> [TASK TO COMPLETE]: Copy out each line of the data holding "mobile".

[BEGIN RECORDS PROVIDED]

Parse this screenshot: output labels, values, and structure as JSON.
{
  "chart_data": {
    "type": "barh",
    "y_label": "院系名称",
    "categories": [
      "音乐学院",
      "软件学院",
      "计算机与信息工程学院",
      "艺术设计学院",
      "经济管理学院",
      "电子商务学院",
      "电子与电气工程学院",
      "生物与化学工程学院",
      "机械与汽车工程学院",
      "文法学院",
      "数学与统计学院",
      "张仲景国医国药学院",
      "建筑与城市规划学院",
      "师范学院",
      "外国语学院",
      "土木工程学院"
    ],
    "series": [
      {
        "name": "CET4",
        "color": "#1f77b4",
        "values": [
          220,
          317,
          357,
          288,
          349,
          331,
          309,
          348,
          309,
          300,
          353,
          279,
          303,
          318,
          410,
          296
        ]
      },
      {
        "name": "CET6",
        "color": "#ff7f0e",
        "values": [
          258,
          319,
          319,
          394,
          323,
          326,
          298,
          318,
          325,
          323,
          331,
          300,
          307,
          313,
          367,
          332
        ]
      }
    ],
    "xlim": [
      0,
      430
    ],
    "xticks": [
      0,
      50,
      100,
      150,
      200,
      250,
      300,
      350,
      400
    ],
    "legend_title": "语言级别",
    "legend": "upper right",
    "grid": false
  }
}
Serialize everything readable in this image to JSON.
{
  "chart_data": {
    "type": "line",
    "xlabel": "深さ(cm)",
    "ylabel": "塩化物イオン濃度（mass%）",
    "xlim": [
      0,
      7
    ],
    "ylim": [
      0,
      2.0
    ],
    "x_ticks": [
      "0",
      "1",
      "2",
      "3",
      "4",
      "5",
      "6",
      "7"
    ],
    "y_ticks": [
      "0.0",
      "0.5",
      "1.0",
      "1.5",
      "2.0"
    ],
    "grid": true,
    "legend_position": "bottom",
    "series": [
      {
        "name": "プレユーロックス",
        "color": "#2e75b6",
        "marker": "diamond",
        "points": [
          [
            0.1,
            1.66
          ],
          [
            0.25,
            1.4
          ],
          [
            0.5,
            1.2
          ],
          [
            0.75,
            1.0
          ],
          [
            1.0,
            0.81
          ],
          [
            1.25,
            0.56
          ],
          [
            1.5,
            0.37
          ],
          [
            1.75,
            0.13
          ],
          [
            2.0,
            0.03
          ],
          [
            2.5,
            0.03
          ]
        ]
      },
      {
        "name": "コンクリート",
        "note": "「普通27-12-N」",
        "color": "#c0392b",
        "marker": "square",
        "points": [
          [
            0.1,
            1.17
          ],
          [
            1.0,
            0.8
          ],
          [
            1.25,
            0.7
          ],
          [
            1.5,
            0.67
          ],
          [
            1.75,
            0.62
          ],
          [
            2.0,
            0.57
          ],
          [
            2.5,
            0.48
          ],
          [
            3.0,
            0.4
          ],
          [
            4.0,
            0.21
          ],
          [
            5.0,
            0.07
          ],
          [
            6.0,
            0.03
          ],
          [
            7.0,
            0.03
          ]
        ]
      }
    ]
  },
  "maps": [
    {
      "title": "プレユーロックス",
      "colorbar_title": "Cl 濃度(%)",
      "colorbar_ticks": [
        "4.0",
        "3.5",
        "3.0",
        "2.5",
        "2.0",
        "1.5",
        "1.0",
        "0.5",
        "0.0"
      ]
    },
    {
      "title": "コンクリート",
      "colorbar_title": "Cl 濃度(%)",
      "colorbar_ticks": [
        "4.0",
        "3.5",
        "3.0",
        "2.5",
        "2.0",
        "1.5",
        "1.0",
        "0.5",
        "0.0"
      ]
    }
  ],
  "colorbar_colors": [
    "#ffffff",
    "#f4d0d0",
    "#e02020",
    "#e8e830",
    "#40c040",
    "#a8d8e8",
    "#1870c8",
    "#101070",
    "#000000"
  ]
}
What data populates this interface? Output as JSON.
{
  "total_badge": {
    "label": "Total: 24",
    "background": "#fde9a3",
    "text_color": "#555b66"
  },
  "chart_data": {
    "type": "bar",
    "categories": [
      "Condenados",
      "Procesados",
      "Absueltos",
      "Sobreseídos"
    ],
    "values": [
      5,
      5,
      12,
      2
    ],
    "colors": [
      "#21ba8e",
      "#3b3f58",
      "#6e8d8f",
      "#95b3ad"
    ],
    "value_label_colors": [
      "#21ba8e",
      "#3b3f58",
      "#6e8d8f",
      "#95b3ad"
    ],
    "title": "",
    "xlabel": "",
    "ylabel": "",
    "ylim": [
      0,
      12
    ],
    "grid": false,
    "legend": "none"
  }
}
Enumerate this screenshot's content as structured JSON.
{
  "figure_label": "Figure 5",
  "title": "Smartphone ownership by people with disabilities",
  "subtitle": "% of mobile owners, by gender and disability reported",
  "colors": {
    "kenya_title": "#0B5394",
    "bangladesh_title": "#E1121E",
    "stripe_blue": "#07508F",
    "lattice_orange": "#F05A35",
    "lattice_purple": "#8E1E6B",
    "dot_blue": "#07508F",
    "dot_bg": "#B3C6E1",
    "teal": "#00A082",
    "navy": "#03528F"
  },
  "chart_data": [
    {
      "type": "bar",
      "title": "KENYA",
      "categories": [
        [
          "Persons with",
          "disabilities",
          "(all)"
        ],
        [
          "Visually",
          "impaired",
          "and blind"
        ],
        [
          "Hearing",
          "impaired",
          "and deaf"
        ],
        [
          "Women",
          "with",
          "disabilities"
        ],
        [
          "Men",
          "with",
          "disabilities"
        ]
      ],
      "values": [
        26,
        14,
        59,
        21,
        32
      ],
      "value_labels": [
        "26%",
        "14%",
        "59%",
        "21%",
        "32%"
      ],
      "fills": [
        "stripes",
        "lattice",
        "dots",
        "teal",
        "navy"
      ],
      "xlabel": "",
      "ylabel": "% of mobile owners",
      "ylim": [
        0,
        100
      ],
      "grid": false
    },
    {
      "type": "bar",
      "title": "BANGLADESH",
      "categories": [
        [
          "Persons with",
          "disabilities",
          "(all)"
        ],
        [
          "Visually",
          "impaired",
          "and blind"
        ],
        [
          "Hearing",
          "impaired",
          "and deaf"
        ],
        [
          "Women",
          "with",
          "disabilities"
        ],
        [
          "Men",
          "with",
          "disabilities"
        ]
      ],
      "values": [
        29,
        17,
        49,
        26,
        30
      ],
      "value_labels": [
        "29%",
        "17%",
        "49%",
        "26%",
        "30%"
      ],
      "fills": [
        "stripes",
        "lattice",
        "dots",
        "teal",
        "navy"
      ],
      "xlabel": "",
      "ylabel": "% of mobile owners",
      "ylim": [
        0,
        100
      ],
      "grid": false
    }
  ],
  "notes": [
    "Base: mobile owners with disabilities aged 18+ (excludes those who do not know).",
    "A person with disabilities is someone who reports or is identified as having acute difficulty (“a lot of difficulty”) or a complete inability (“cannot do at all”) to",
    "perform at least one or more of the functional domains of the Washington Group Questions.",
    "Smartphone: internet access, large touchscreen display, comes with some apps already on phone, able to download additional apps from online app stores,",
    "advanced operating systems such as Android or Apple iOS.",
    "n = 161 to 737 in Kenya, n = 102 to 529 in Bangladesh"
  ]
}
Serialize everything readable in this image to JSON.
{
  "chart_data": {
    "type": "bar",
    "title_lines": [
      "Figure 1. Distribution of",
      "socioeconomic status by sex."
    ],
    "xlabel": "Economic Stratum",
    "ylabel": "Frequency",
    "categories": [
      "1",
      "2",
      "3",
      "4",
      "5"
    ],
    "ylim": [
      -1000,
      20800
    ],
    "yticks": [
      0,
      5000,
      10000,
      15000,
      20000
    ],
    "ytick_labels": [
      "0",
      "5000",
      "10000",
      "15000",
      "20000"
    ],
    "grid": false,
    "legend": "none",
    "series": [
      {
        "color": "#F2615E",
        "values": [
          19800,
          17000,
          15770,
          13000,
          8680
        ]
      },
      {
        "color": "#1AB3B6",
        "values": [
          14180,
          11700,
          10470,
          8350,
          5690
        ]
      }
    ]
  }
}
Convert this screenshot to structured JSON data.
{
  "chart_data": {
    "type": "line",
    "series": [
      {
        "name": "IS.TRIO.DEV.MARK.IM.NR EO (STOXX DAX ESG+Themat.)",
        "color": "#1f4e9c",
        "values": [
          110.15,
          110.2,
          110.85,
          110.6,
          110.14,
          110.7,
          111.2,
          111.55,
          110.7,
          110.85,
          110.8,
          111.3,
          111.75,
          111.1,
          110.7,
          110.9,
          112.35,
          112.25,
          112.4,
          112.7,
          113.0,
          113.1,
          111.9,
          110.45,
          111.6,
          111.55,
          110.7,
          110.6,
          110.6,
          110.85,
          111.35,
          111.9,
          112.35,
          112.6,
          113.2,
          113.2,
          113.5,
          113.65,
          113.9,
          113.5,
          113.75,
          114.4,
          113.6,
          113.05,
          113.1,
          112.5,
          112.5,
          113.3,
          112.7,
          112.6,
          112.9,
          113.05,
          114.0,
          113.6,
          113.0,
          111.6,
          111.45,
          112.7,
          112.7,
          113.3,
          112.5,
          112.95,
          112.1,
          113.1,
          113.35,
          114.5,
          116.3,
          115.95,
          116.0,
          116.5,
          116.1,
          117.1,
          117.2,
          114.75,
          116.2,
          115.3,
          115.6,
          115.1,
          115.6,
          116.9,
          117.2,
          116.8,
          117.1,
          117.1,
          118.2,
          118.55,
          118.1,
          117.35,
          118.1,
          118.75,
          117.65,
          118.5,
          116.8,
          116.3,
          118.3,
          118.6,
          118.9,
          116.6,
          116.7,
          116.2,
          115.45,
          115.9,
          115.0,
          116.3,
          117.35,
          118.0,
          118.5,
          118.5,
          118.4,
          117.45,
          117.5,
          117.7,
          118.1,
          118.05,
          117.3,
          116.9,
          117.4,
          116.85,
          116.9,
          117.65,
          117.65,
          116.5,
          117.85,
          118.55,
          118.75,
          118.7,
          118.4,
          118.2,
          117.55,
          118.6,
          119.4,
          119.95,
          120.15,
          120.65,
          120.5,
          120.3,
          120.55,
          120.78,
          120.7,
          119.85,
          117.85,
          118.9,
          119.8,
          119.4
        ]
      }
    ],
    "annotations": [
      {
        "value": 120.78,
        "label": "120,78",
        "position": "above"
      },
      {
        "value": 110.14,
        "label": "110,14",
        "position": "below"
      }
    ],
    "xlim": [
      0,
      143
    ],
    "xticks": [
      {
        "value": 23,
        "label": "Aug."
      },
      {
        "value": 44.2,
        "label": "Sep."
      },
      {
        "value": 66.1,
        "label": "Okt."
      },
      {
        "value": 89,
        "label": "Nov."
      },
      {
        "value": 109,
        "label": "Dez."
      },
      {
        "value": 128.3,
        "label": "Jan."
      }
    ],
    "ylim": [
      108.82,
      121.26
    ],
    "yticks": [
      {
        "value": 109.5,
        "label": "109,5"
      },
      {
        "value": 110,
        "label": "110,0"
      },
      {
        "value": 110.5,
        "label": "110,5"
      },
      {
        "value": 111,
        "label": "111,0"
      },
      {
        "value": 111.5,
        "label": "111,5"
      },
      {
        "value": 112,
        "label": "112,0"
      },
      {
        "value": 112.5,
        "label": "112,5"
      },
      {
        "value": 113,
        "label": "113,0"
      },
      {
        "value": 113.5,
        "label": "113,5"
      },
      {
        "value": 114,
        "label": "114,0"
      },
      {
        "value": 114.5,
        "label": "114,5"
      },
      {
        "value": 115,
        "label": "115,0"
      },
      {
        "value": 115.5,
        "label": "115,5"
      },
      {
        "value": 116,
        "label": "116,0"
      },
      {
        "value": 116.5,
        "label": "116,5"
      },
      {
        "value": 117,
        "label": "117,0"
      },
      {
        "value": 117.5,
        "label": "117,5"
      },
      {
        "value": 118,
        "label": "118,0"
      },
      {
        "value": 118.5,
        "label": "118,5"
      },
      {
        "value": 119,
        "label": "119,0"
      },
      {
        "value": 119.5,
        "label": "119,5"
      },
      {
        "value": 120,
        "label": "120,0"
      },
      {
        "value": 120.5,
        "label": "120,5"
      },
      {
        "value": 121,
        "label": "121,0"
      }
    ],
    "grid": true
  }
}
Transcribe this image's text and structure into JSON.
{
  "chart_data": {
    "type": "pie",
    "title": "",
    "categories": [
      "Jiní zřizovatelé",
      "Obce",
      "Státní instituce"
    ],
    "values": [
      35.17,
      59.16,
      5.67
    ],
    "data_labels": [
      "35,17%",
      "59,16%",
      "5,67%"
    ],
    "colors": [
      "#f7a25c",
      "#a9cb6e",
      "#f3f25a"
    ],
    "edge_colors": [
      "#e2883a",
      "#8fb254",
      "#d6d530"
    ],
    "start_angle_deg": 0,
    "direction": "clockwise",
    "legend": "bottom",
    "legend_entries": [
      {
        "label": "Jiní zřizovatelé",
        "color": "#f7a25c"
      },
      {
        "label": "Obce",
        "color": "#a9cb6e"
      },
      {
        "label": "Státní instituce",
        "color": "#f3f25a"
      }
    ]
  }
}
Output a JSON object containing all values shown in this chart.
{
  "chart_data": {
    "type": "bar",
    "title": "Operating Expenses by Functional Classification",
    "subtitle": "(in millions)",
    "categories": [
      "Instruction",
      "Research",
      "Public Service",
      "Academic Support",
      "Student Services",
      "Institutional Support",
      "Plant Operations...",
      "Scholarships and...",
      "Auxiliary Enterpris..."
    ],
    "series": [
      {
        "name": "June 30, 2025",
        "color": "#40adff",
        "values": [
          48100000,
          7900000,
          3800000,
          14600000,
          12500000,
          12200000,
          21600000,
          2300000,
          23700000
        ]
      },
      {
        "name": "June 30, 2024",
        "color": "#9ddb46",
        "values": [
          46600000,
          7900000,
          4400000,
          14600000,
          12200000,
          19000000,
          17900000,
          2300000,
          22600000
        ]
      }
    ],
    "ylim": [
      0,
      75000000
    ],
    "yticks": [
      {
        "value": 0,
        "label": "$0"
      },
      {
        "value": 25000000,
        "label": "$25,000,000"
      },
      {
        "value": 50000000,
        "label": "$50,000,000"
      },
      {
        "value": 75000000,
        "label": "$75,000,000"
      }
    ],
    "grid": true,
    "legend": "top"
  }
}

[END RECORDS PROVIDED]

> [EXPECTED ANSWER]:
  "subtitle": "% of mobile owners, by gender and disability reported",
      "ylabel": "% of mobile owners",
      "ylabel": "% of mobile owners",
    "Base: mobile owners with disabilities aged 18+ (excludes those who do not know).",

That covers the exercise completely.